DIRECTIONS: Where a line contains the string "xlabel", copy that line.

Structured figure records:
▼▼▼

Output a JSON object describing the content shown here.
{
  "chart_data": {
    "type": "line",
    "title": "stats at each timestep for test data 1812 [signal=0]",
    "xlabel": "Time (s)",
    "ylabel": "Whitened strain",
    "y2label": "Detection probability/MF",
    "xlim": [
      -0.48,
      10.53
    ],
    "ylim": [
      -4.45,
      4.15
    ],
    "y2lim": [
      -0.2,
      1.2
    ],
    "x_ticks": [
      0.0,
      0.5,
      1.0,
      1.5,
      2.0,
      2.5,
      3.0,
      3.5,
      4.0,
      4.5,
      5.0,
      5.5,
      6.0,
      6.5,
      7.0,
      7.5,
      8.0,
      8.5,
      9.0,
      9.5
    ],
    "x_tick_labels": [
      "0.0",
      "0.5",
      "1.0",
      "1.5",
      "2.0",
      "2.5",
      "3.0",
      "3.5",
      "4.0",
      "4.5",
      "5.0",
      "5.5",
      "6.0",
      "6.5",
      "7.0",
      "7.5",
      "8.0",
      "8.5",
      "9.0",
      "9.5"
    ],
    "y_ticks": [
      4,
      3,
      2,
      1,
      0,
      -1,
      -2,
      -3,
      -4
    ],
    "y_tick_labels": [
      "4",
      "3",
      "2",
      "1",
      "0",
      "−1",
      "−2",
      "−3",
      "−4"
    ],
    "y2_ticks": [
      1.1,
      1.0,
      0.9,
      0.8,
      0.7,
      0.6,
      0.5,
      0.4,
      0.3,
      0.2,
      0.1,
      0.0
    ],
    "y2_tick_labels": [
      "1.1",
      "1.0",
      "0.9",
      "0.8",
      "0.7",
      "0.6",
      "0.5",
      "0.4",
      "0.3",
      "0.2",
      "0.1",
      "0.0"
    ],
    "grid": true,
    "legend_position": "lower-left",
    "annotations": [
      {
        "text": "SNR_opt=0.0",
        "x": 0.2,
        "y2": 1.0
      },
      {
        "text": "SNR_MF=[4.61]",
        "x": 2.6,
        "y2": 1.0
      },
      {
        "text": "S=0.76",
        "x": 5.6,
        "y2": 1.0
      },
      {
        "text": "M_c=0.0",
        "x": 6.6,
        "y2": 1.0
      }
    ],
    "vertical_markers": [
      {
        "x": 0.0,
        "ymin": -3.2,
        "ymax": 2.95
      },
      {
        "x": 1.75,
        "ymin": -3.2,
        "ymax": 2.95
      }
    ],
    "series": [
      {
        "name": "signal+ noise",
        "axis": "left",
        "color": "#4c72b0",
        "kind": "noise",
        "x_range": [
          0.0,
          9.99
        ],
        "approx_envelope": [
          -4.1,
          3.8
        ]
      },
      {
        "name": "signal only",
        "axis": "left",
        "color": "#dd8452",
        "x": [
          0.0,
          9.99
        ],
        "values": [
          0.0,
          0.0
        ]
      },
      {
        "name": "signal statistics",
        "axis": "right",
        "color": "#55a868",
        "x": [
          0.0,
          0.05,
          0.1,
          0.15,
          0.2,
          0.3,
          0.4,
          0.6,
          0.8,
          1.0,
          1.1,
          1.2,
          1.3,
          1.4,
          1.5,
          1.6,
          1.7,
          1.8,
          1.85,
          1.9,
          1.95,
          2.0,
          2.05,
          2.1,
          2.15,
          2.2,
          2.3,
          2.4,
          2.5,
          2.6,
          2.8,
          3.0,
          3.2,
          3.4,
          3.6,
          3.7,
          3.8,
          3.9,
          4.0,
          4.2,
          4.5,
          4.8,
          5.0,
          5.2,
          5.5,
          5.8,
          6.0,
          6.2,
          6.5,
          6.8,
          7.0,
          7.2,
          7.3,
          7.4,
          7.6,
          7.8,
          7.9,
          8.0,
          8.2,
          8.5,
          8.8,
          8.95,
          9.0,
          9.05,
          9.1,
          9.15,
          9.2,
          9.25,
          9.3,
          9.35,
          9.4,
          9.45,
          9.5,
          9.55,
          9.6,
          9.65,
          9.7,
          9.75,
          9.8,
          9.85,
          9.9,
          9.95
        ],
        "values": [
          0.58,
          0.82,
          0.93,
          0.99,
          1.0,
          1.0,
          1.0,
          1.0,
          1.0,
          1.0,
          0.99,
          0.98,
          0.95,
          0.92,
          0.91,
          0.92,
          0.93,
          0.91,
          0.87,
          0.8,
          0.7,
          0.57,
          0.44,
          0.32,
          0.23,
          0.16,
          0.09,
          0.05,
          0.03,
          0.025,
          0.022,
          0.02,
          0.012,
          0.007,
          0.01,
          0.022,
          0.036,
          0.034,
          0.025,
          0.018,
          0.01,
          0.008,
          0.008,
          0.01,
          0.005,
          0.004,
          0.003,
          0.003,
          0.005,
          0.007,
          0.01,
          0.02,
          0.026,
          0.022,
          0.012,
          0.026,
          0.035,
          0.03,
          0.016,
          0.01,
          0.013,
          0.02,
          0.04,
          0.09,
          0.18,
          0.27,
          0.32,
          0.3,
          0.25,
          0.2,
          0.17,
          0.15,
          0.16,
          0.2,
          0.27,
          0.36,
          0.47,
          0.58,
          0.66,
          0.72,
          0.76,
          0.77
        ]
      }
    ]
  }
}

▲▲▲
▼▼▼

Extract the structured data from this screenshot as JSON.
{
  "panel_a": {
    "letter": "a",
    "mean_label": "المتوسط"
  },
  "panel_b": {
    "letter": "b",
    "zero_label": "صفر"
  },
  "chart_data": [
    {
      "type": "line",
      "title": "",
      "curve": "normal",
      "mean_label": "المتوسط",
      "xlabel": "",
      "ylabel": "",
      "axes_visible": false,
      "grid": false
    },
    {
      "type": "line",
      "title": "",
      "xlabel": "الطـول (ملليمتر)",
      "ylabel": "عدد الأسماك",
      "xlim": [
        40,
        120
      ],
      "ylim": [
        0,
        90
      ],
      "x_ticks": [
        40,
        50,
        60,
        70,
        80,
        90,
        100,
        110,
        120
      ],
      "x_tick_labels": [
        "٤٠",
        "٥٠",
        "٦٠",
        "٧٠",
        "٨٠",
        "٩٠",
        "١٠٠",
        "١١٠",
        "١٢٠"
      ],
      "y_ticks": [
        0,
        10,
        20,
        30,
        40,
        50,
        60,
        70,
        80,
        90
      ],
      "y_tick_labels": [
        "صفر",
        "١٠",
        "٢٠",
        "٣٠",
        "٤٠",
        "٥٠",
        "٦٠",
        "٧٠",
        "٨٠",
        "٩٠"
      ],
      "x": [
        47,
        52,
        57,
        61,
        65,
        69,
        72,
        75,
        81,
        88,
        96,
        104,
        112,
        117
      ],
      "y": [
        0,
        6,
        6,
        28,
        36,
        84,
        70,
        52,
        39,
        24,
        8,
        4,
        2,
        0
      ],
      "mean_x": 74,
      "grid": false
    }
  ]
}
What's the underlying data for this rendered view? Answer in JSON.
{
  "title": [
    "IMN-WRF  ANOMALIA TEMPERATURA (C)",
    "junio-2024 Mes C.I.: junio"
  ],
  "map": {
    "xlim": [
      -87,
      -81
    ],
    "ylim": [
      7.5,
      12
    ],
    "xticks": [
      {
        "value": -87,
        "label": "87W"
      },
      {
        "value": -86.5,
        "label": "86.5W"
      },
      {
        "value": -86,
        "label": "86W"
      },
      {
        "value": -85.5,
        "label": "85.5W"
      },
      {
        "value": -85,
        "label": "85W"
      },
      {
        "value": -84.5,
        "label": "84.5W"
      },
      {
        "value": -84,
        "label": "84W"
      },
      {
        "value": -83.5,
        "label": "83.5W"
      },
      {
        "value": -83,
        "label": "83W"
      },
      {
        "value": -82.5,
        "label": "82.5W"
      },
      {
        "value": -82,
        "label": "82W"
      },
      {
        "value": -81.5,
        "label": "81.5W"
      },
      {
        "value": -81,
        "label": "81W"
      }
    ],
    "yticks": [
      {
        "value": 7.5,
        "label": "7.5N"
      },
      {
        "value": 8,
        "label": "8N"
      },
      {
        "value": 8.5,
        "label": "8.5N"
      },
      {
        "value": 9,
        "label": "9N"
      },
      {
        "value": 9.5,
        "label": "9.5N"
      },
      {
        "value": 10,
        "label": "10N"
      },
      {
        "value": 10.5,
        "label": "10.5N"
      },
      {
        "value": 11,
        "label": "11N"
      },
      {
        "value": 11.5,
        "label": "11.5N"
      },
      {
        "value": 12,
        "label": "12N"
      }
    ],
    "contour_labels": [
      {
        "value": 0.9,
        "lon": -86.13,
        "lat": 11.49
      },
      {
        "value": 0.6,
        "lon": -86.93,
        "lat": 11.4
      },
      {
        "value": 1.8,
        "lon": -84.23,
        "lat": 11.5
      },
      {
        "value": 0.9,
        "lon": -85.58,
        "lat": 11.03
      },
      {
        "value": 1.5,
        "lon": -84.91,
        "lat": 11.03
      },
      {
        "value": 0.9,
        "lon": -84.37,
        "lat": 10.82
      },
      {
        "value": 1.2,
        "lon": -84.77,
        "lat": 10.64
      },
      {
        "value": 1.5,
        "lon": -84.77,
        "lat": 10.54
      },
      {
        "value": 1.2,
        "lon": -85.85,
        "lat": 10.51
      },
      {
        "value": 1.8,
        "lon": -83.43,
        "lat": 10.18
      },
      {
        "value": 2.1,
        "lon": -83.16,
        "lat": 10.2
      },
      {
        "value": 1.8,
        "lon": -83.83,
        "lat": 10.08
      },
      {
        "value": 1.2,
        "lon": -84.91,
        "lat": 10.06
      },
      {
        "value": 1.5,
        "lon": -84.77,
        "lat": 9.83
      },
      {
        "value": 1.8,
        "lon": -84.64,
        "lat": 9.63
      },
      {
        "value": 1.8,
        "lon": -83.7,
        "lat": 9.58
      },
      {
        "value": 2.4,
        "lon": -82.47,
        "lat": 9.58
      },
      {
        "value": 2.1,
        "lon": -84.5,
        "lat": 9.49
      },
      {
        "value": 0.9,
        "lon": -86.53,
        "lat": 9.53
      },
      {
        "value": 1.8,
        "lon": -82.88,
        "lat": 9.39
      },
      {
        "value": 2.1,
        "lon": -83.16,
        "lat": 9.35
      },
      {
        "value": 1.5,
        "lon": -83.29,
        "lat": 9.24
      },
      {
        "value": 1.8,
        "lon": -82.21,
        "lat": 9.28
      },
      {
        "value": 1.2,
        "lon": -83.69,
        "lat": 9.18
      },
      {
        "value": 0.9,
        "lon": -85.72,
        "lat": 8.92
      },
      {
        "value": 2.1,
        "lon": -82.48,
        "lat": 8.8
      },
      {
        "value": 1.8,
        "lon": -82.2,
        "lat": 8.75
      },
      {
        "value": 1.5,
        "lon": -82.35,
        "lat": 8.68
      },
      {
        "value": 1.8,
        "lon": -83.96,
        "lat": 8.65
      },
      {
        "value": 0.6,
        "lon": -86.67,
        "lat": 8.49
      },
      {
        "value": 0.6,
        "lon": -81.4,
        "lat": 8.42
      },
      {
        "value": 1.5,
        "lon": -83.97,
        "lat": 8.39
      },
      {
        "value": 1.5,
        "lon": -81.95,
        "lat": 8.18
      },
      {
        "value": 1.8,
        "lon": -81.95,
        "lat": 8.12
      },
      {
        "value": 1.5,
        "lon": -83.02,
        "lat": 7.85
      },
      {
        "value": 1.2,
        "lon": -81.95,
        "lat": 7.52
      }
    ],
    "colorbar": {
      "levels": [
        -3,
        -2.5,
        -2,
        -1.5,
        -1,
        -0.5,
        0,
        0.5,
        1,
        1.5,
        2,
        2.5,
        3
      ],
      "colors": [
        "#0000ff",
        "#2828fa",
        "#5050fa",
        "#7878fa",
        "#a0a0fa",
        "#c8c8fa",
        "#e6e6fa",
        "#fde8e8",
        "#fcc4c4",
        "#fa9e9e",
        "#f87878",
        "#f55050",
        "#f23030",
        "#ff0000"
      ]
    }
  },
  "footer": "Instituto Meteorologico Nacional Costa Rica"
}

▲▲▲
▼▼▼

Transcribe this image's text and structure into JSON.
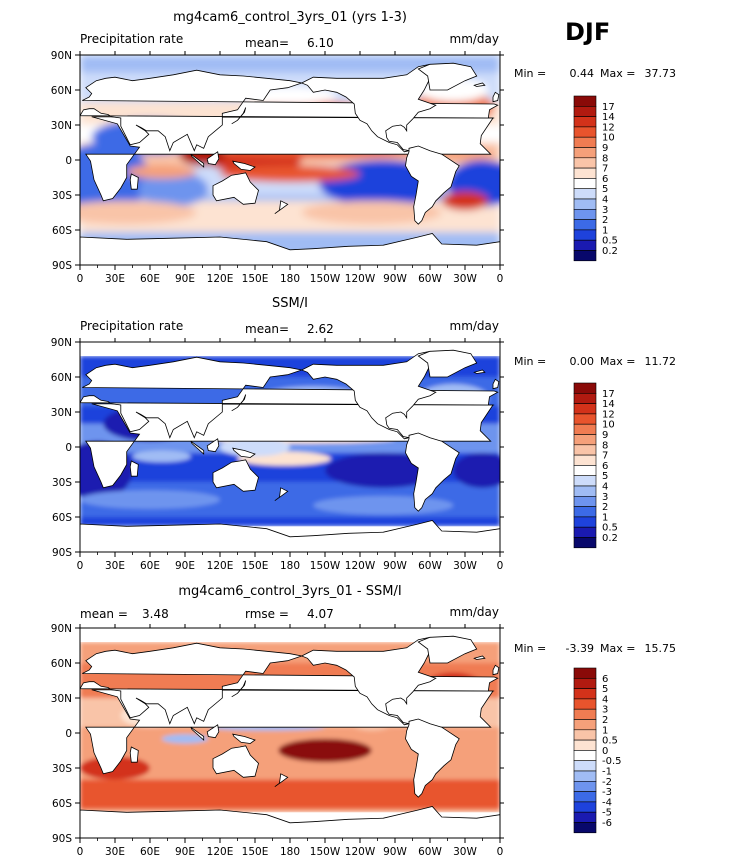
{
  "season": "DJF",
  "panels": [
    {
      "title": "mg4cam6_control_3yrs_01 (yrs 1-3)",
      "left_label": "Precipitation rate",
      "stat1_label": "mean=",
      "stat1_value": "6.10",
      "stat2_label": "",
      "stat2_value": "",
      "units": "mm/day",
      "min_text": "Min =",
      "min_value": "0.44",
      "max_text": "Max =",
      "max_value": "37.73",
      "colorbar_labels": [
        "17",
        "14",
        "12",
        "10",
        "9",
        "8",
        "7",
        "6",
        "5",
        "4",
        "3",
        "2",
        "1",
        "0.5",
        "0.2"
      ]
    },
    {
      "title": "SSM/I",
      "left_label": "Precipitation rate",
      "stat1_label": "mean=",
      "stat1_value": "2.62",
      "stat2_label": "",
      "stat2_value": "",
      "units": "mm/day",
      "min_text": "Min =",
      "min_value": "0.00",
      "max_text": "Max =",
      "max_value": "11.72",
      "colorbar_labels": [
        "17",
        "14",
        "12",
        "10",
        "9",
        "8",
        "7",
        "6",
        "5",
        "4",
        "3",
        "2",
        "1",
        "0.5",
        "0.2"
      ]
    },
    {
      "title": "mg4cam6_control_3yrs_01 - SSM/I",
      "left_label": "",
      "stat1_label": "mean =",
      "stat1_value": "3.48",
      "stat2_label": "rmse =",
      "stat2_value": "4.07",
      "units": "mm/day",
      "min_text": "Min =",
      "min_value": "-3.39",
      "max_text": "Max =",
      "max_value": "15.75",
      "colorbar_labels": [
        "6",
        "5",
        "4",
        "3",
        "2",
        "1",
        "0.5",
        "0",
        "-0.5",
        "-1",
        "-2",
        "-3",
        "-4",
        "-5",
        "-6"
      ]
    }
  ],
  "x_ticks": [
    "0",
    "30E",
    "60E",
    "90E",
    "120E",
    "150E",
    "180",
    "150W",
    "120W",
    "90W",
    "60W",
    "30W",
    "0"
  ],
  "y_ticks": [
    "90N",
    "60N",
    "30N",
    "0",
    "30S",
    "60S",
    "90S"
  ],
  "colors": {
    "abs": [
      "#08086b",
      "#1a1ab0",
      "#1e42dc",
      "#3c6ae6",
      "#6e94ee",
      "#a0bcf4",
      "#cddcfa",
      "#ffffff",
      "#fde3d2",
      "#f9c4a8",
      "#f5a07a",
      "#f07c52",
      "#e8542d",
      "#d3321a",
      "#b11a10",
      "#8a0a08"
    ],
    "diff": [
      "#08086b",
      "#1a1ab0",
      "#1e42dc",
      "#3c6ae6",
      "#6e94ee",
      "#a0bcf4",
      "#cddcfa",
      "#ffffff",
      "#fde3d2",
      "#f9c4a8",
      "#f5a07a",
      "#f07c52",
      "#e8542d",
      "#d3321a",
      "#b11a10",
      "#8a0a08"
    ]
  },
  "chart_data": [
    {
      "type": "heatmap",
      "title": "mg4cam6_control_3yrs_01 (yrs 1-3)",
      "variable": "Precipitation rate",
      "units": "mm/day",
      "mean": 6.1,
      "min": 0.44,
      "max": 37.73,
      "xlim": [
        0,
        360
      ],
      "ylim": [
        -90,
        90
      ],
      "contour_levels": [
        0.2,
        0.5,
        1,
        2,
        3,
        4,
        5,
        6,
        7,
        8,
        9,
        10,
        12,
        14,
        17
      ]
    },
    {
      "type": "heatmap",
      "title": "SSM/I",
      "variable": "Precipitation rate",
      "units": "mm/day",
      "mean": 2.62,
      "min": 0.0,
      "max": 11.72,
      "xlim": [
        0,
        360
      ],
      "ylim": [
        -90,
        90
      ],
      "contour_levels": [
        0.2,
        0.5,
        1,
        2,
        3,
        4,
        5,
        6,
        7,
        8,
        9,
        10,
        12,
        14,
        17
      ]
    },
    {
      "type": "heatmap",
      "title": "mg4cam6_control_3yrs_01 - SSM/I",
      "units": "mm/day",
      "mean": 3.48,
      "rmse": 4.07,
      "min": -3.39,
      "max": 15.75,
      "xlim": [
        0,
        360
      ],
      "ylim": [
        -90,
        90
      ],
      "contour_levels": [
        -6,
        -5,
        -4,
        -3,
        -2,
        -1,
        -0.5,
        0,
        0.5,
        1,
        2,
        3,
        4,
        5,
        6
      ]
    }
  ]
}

▲▲▲

WORKED SOLUTION:
    "xlabel": "Time (s)",
      "xlabel": "",
      "xlabel": "الطـول (ملليمتر)",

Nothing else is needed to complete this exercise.